EXERCISE DESCRIPTION:
Only a number is required: how many lines of the material contain the word "setosa"?

AVAILABLE DATA:
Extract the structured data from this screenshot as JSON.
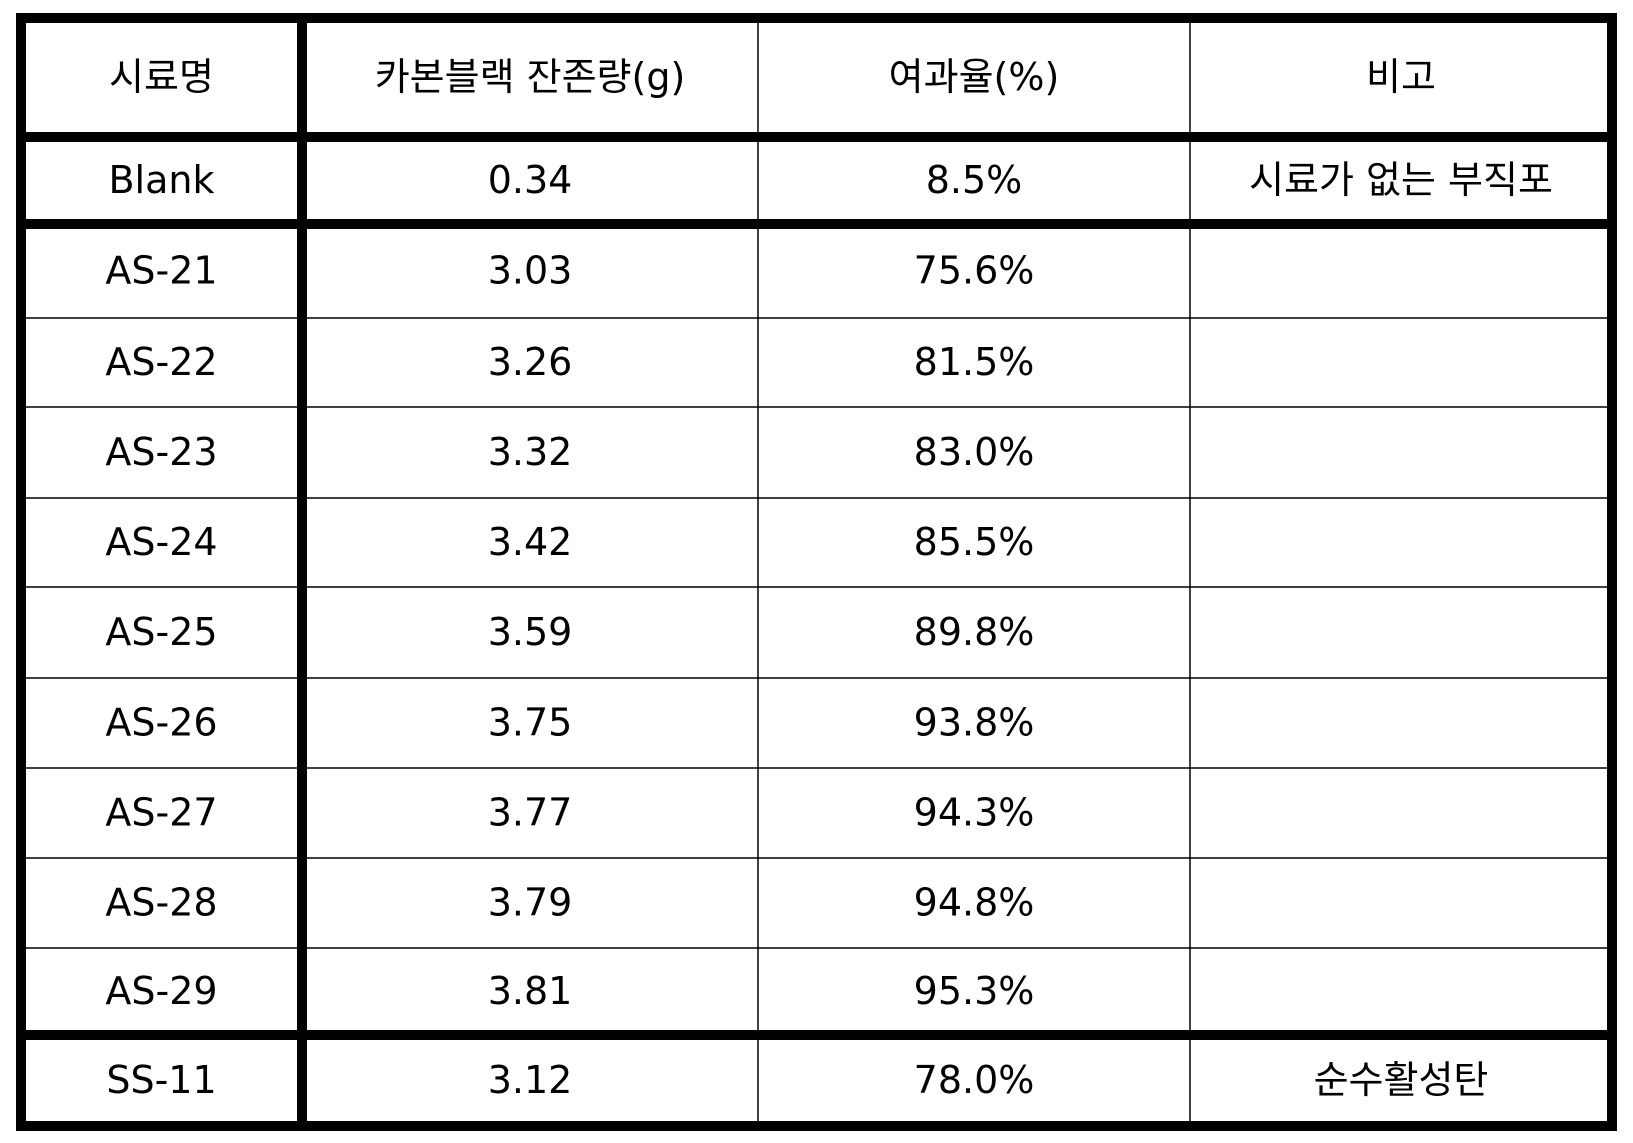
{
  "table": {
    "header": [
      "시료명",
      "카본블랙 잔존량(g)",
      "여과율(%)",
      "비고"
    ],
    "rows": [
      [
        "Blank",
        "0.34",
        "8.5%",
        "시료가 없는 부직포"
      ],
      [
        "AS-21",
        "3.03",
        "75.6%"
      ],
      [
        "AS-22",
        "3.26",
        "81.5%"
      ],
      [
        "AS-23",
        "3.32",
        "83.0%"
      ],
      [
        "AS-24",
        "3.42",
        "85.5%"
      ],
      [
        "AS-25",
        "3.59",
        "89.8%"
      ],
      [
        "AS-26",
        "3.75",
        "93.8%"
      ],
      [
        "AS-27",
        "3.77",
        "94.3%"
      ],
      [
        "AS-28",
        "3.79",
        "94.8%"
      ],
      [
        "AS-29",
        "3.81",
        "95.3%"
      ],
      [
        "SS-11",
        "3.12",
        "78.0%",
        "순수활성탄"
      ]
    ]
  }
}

==

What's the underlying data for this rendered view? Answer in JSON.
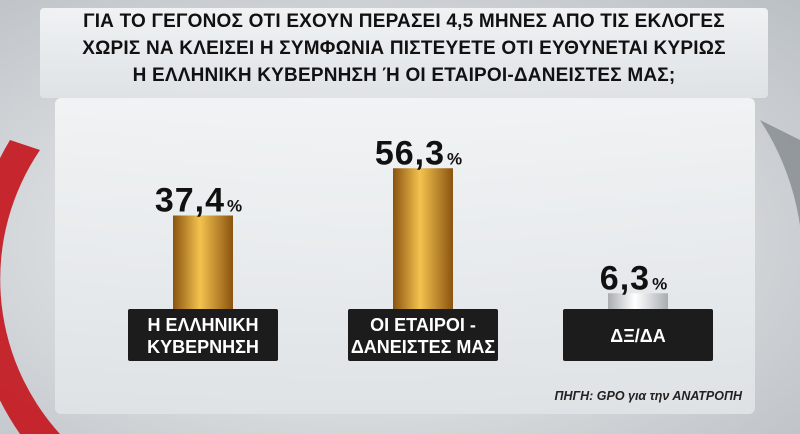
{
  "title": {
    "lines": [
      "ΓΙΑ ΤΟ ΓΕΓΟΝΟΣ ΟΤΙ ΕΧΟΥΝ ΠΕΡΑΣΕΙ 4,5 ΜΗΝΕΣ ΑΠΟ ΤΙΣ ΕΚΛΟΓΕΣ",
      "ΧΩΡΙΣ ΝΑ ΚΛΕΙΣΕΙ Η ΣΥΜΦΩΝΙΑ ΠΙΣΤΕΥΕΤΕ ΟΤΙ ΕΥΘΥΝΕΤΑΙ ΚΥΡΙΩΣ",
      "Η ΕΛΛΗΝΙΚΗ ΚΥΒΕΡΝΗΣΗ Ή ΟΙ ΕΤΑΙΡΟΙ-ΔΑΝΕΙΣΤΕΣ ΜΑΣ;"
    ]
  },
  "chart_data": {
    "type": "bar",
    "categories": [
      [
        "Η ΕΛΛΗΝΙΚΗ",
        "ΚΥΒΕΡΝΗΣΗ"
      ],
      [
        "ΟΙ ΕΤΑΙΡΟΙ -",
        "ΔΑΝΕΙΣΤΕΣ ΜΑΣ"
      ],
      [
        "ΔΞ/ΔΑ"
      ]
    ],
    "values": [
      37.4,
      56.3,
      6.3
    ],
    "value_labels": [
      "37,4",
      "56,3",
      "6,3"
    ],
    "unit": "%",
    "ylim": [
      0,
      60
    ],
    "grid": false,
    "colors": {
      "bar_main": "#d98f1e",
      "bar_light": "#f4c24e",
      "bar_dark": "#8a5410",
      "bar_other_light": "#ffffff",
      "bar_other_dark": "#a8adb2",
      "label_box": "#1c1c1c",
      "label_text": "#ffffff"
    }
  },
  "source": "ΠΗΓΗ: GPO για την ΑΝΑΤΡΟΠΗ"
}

==

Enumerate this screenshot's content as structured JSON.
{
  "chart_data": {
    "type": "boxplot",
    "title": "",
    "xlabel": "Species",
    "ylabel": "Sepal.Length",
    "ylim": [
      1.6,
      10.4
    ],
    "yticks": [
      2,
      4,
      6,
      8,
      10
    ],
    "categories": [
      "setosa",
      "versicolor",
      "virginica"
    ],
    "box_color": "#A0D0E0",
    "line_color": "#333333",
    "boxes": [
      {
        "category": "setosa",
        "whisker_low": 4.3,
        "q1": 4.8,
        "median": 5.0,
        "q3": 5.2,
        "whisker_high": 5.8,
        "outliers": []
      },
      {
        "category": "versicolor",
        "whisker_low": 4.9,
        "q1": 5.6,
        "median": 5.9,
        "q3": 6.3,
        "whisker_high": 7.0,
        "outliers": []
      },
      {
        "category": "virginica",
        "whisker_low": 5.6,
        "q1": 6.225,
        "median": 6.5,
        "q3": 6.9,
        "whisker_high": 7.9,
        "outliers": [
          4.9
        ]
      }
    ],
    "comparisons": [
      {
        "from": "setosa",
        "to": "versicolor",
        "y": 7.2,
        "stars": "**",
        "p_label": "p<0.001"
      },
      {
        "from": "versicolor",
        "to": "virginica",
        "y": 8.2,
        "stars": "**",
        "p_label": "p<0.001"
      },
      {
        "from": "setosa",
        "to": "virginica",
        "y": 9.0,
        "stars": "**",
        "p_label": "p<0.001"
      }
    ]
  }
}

OUTPUT OF THE TASK:
4